Description of the task>
Locate all lines with the word "image" and copy them out.

— start of Input data —

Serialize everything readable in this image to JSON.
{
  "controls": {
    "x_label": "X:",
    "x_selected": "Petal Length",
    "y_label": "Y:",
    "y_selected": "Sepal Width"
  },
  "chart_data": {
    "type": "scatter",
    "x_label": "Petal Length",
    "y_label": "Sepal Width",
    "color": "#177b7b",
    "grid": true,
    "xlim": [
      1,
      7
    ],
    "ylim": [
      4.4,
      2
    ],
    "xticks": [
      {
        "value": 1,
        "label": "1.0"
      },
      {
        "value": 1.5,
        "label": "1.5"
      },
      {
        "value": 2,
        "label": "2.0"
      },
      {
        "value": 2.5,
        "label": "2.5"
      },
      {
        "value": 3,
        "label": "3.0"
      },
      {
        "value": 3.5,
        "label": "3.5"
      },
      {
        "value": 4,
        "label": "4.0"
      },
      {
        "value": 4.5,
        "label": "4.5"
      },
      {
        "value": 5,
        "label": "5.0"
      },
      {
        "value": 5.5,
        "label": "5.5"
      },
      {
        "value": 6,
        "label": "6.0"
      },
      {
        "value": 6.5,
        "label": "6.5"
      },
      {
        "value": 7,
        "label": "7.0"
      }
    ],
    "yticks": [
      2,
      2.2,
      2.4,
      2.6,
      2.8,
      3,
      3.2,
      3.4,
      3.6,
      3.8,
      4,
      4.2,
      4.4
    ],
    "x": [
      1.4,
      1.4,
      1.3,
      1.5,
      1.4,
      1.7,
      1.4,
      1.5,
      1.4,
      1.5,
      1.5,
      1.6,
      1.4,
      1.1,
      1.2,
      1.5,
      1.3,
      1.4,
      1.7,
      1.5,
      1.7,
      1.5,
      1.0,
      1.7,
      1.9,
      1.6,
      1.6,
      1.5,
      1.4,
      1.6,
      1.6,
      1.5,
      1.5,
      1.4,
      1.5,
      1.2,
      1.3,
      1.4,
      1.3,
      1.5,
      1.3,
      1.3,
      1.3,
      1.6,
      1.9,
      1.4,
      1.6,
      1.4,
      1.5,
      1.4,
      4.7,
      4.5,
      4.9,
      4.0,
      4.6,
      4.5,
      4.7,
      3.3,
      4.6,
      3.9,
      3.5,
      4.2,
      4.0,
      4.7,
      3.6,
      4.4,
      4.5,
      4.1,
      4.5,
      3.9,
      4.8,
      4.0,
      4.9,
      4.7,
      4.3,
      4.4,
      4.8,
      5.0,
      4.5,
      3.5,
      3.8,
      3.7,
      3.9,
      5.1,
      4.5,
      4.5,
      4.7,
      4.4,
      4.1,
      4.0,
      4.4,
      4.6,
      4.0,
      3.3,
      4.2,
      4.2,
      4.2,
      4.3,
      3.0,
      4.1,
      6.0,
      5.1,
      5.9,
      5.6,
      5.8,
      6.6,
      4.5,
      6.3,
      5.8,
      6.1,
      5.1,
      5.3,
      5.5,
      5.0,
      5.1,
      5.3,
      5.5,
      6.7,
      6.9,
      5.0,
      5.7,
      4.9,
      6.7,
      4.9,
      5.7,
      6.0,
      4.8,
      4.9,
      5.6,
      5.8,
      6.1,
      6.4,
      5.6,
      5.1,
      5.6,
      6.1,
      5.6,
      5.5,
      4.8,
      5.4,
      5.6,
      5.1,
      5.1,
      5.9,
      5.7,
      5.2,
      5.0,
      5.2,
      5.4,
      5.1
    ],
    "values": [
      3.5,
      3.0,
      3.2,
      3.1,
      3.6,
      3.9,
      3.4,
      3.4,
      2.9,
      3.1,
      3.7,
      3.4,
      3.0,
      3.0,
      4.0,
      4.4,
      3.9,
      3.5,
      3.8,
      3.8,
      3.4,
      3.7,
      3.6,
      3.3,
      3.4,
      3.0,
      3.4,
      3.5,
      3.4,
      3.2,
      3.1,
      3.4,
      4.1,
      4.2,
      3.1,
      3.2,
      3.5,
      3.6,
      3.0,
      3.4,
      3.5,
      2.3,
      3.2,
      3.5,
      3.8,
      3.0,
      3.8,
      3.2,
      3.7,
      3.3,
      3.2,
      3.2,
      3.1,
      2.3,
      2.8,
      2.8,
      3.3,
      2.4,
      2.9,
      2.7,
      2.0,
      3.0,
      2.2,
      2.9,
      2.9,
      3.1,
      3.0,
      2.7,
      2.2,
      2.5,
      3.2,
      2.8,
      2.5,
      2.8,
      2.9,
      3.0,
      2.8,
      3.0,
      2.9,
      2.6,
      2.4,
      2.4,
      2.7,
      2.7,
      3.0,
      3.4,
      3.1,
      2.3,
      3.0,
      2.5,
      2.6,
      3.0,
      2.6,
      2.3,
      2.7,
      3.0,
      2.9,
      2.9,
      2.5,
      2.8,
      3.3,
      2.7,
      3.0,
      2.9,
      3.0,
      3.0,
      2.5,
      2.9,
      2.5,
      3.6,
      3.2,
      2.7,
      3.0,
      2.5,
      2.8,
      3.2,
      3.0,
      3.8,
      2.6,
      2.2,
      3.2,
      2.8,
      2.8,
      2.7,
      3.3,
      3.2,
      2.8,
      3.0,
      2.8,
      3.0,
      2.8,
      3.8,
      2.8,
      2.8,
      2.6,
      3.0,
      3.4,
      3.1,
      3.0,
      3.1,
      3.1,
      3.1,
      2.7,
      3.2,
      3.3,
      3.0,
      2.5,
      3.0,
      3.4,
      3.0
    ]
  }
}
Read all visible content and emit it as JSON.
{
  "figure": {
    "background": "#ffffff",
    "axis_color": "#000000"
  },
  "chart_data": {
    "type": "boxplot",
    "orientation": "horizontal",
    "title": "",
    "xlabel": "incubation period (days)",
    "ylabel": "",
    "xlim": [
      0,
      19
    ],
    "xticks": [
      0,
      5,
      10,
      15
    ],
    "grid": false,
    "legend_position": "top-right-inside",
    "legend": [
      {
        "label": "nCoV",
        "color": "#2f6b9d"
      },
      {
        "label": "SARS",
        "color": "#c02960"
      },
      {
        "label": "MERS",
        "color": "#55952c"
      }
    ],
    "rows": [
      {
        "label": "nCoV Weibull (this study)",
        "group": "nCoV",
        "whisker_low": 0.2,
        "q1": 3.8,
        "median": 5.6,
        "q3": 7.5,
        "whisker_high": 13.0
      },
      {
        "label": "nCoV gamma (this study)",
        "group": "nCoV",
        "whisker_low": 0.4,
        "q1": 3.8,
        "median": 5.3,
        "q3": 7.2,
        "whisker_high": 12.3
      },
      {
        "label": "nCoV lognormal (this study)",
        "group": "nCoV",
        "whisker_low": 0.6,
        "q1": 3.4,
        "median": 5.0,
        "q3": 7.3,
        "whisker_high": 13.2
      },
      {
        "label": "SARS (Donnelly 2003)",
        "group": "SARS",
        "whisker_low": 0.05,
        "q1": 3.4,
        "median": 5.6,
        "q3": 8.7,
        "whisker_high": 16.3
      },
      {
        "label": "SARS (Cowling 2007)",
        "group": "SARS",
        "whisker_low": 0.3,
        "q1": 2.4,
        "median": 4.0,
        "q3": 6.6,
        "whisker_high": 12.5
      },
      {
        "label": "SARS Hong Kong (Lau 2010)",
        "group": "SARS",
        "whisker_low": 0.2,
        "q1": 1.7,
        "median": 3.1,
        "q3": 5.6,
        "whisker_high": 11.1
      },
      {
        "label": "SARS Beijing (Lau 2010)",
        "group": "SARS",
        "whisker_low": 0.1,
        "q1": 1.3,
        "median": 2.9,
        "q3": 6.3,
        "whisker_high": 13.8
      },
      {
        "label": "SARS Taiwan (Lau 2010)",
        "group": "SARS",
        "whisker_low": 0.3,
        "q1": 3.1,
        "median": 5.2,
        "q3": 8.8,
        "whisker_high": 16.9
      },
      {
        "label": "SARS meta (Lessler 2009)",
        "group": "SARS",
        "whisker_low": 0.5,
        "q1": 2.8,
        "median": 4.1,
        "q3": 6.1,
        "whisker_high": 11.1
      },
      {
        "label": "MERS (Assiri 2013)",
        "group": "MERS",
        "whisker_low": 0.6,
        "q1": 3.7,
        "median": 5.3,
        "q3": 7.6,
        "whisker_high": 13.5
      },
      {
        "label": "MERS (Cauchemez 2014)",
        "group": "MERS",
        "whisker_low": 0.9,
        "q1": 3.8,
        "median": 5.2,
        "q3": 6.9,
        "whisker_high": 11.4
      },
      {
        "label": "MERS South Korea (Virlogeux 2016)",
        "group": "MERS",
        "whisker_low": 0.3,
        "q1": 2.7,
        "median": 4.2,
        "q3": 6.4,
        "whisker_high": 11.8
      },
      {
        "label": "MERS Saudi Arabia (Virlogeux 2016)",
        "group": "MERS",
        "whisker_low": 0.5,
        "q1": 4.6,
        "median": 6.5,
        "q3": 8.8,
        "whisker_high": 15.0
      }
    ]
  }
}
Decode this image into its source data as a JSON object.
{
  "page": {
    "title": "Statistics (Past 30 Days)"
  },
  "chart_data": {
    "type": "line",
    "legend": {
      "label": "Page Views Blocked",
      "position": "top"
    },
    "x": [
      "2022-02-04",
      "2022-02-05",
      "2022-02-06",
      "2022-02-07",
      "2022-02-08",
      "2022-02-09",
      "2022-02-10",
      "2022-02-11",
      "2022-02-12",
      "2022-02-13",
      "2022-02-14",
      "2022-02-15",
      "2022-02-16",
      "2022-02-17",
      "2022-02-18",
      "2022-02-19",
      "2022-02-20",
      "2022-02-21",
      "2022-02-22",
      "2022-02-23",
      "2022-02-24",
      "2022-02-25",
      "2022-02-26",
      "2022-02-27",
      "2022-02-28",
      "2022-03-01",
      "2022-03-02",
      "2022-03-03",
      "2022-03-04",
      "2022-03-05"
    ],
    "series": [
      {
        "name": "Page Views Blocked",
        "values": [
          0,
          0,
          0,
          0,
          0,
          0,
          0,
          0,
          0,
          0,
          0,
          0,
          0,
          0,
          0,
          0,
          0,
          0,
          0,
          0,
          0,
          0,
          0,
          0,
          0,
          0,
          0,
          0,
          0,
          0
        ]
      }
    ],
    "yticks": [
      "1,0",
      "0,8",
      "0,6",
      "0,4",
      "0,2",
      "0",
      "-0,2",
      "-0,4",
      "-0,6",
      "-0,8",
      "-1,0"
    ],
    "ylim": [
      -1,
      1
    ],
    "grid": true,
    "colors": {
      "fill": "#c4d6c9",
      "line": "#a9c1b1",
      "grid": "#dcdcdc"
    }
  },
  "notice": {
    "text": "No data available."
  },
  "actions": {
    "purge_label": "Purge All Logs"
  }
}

— end of Input data —

Full answer>
Serialize everything readable in this image to JSON.
Decode this image into its source data as a JSON object.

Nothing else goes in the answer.